- Your objective
Find the lines with "title" in them and copy them out.
--------------------------------------------------
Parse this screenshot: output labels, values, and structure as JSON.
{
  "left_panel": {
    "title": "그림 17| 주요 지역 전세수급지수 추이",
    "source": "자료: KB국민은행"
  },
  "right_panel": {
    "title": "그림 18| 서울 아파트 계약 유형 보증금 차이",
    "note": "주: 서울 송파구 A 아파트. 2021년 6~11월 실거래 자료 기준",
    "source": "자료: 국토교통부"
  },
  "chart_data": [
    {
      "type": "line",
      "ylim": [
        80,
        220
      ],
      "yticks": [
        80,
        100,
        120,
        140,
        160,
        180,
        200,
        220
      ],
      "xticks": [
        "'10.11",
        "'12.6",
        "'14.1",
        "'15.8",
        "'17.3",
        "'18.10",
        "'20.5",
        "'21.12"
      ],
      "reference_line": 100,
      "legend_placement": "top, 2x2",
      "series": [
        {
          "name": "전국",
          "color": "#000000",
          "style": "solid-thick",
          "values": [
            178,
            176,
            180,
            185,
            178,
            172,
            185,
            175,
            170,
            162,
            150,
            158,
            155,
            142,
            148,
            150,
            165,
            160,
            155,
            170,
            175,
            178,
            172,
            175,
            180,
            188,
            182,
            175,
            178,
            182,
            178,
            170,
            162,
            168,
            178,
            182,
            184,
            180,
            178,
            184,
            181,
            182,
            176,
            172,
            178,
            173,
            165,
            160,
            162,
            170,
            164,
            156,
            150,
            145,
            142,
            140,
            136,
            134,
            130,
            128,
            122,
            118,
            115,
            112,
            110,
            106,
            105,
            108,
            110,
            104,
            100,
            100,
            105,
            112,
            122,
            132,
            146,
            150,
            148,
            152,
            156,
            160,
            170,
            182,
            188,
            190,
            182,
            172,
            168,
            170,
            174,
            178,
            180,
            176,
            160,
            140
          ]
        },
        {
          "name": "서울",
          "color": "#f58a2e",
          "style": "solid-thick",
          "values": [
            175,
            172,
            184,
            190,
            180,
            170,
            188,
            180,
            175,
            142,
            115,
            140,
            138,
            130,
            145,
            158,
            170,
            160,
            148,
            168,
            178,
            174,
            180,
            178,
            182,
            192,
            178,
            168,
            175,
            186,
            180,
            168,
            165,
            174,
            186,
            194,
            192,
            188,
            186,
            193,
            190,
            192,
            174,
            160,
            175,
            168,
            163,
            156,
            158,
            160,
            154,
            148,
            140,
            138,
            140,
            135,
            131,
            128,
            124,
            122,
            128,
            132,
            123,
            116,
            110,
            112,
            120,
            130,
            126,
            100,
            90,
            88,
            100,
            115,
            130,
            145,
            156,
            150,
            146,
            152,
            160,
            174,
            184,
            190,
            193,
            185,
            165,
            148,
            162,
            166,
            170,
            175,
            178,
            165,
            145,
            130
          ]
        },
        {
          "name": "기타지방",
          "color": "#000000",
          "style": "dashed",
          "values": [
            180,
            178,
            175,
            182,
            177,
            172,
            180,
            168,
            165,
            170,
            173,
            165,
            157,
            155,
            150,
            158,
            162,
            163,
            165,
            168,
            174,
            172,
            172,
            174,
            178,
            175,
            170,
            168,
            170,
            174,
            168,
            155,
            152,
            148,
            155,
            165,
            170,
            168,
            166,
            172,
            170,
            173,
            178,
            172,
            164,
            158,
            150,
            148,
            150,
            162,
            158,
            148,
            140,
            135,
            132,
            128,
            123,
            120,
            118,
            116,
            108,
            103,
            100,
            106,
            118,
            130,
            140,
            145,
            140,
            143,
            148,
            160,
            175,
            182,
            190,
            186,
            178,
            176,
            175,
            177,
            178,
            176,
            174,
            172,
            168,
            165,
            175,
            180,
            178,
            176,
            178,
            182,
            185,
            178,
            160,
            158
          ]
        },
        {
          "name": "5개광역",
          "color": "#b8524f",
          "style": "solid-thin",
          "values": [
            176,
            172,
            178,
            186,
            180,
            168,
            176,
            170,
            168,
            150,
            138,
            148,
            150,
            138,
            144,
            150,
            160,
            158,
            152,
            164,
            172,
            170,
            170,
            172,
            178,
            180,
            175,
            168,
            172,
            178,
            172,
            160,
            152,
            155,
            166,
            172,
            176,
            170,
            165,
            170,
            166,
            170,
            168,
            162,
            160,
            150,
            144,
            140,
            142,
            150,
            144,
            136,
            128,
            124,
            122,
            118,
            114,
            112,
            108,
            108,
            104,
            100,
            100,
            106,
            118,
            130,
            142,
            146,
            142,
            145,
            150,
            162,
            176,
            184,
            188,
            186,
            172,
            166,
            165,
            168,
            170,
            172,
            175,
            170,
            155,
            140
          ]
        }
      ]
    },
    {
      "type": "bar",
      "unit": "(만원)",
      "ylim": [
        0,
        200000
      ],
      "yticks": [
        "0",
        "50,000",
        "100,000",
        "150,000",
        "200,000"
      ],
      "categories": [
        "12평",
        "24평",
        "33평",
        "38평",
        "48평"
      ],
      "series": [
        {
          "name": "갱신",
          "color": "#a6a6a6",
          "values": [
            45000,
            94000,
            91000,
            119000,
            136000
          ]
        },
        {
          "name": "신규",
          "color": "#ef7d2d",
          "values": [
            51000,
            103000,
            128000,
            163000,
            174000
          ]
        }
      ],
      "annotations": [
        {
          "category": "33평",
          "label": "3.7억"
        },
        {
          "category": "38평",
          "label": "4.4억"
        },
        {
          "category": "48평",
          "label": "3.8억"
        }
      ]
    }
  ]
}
--------------------------------------------------
- Exercise answer
    "title": "그림 17| 주요 지역 전세수급지수 추이",
    "title": "그림 18| 서울 아파트 계약 유형 보증금 차이",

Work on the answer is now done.